■ AIM:
Copy every entry word for word. Skip the pictures.

■ EXTRACTED DATA:
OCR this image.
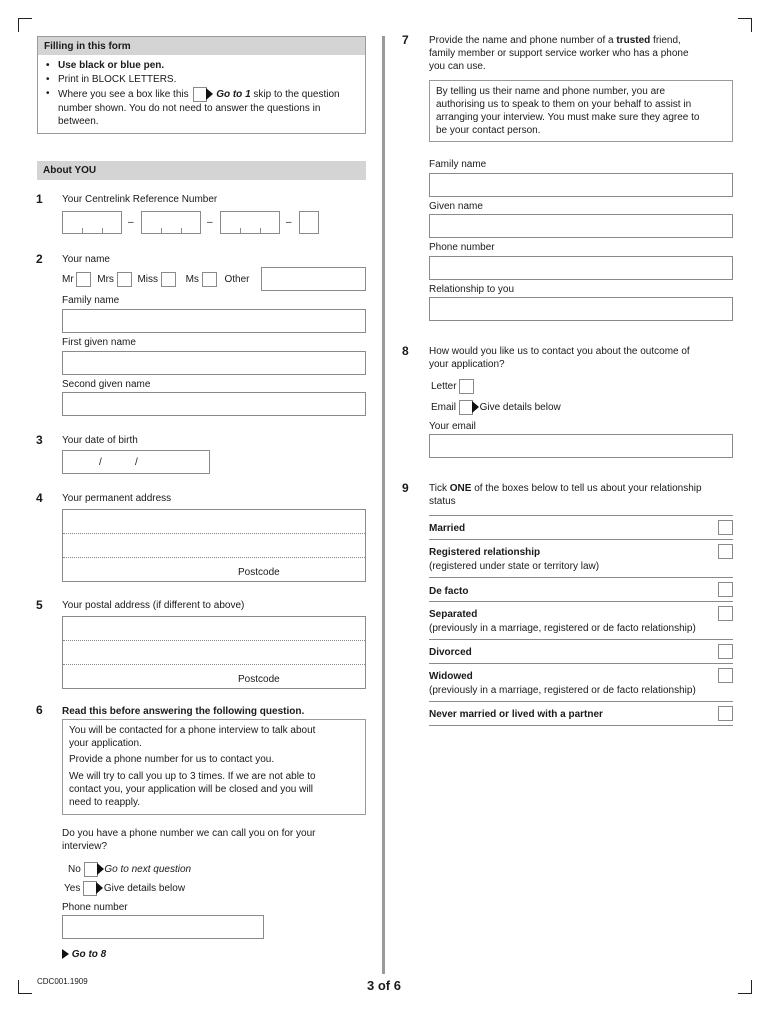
Filling in this form
• Use black or blue pen.
• Print in BLOCK LETTERS.
• Where you see a box like this	Go to 1 skip to the question
number shown. You do not need to answer the questions in
between.
About YOU
1 Your Centrelink Reference Number
–	–	–
2 Your name
Mr Mrs Miss	Ms	Other
Family name
First given name
Second given name
3 Your date of birth
/	/
4 Your permanent address
Postcode
5 Your postal address (if different to above)
Postcode
6 Read this before answering the following question.
You will be contacted for a phone interview to talk about
your application.
Provide a phone number for us to contact you.
We will try to call you up to 3 times. If we are not able to
contact you, your application will be closed and you will
need to reapply.
Do you have a phone number we can call you on for your
interview?
No Go to next question
Yes Give details below
Phone number
Go to 8
7 Provide the name and phone number of a trusted friend,
family member or support service worker who has a phone
you can use.
By telling us their name and phone number, you are
authorising us to speak to them on your behalf to assist in
arranging your interview. You must make sure they agree to
be your contact person.
Family name
Given name
Phone number
Relationship to you
8 How would you like us to contact you about the outcome of
your application?
Letter
Email Give details below
Your email
9 Tick ONE of the boxes below to tell us about your relationship
status
Married
Registered relationship
(registered under state or territory law)
De facto
Separated
(previously in a marriage, registered or de facto relationship)
Divorced
Widowed
(previously in a marriage, registered or de facto relationship)
Never married or lived with a partner
CDC001.1909	3 of 6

■ WRITTEN REPLY:
OCR this image.
Filling in this form
• Use black or blue pen.
• Print in BLOCK LETTERS.
• Where you see a box like this	Go to 1 skip to the question
number shown. You do not need to answer the questions in
between.
About YOU
1 Your Centrelink Reference Number
–	–	–
2 Your name
Mr Mrs Miss	Ms	Other
Family name
First given name
Second given name
3 Your date of birth
/	/
4 Your permanent address
Postcode
5 Your postal address (if different to above)
Postcode
6 Read this before answering the following question.
You will be contacted for a phone interview to talk about
your application.
Provide a phone number for us to contact you.
We will try to call you up to 3 times. If we are not able to
contact you, your application will be closed and you will
need to reapply.
Do you have a phone number we can call you on for your
interview?
No Go to next question
Yes Give details below
Phone number
Go to 8
7 Provide the name and phone number of a trusted friend,
family member or support service worker who has a phone
you can use.
By telling us their name and phone number, you are
authorising us to speak to them on your behalf to assist in
arranging your interview. You must make sure they agree to
be your contact person.
Family name
Given name
Phone number
Relationship to you
8 How would you like us to contact you about the outcome of
your application?
Letter
Email Give details below
Your email
9 Tick ONE of the boxes below to tell us about your relationship
status
Married
Registered relationship
(registered under state or territory law)
De facto
Separated
(previously in a marriage, registered or de facto relationship)
Divorced
Widowed
(previously in a marriage, registered or de facto relationship)
Never married or lived with a partner
CDC001.1909	3 of 6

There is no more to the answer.